Stored data:

::::

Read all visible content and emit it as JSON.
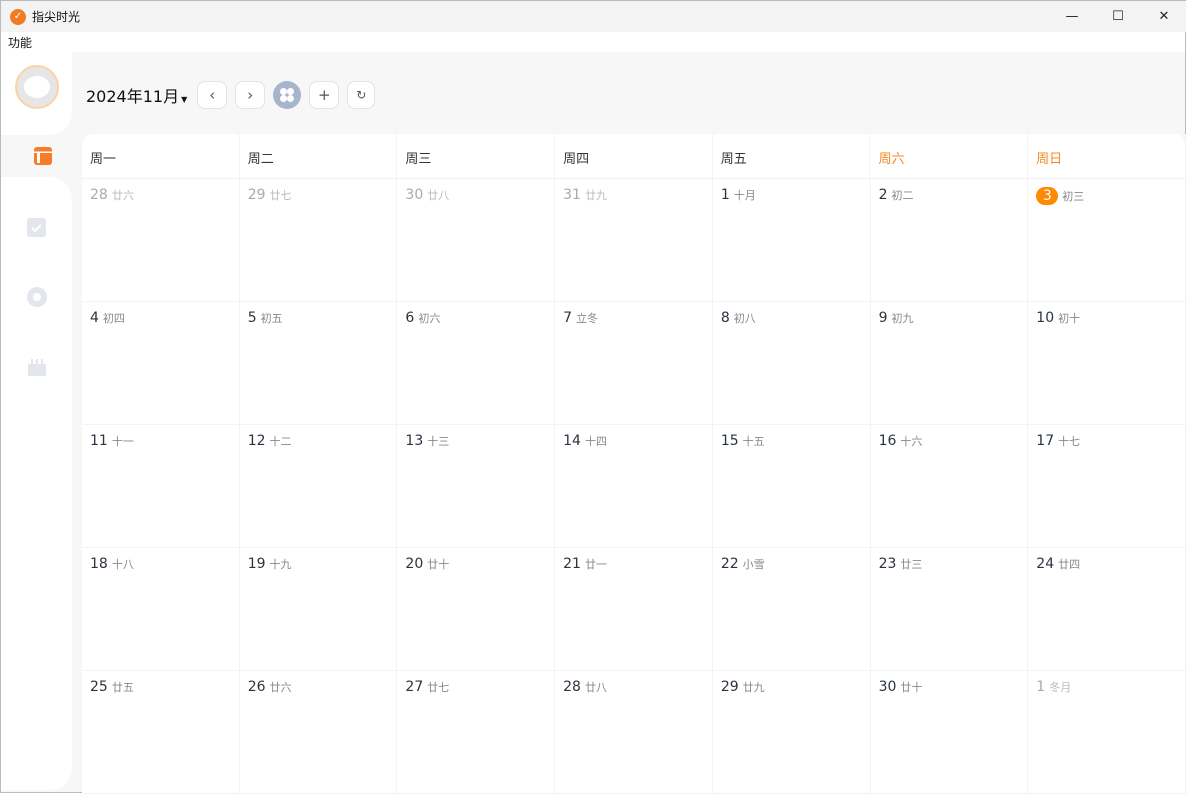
{
  "app": {
    "title": "指尖时光",
    "icon": "check-circle-icon"
  },
  "window": {
    "minimize": "—",
    "maximize": "☐",
    "close": "✕"
  },
  "menu": [
    "功能"
  ],
  "sidebar": {
    "items": [
      {
        "name": "calendar",
        "icon": "calendar-icon"
      },
      {
        "name": "tasks",
        "icon": "checkbox-icon"
      },
      {
        "name": "focus",
        "icon": "circle-icon"
      },
      {
        "name": "anniversary",
        "icon": "cake-icon"
      }
    ]
  },
  "toolbar": {
    "month": "2024年11月",
    "prev": "‹",
    "next": "›",
    "add": "+",
    "refresh": "↻"
  },
  "colors": {
    "accent": "#ff8a00",
    "weekend": "#f5891f"
  },
  "weekdays": [
    "周一",
    "周二",
    "周三",
    "周四",
    "周五",
    "周六",
    "周日"
  ],
  "days": [
    {
      "d": "28",
      "l": "廿六",
      "o": true
    },
    {
      "d": "29",
      "l": "廿七",
      "o": true
    },
    {
      "d": "30",
      "l": "廿八",
      "o": true
    },
    {
      "d": "31",
      "l": "廿九",
      "o": true
    },
    {
      "d": "1",
      "l": "十月"
    },
    {
      "d": "2",
      "l": "初二"
    },
    {
      "d": "3",
      "l": "初三",
      "t": true
    },
    {
      "d": "4",
      "l": "初四"
    },
    {
      "d": "5",
      "l": "初五"
    },
    {
      "d": "6",
      "l": "初六"
    },
    {
      "d": "7",
      "l": "立冬"
    },
    {
      "d": "8",
      "l": "初八"
    },
    {
      "d": "9",
      "l": "初九"
    },
    {
      "d": "10",
      "l": "初十"
    },
    {
      "d": "11",
      "l": "十一"
    },
    {
      "d": "12",
      "l": "十二"
    },
    {
      "d": "13",
      "l": "十三"
    },
    {
      "d": "14",
      "l": "十四"
    },
    {
      "d": "15",
      "l": "十五"
    },
    {
      "d": "16",
      "l": "十六"
    },
    {
      "d": "17",
      "l": "十七"
    },
    {
      "d": "18",
      "l": "十八"
    },
    {
      "d": "19",
      "l": "十九"
    },
    {
      "d": "20",
      "l": "廿十"
    },
    {
      "d": "21",
      "l": "廿一"
    },
    {
      "d": "22",
      "l": "小雪"
    },
    {
      "d": "23",
      "l": "廿三"
    },
    {
      "d": "24",
      "l": "廿四"
    },
    {
      "d": "25",
      "l": "廿五"
    },
    {
      "d": "26",
      "l": "廿六"
    },
    {
      "d": "27",
      "l": "廿七"
    },
    {
      "d": "28",
      "l": "廿八"
    },
    {
      "d": "29",
      "l": "廿九"
    },
    {
      "d": "30",
      "l": "廿十"
    },
    {
      "d": "1",
      "l": "冬月",
      "o": true
    }
  ]
}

::::

# [TASK BRIEF]
Only the number is wanted: how many lines of the data contain the word "circle"?

# [RIGHT ANSWER]
2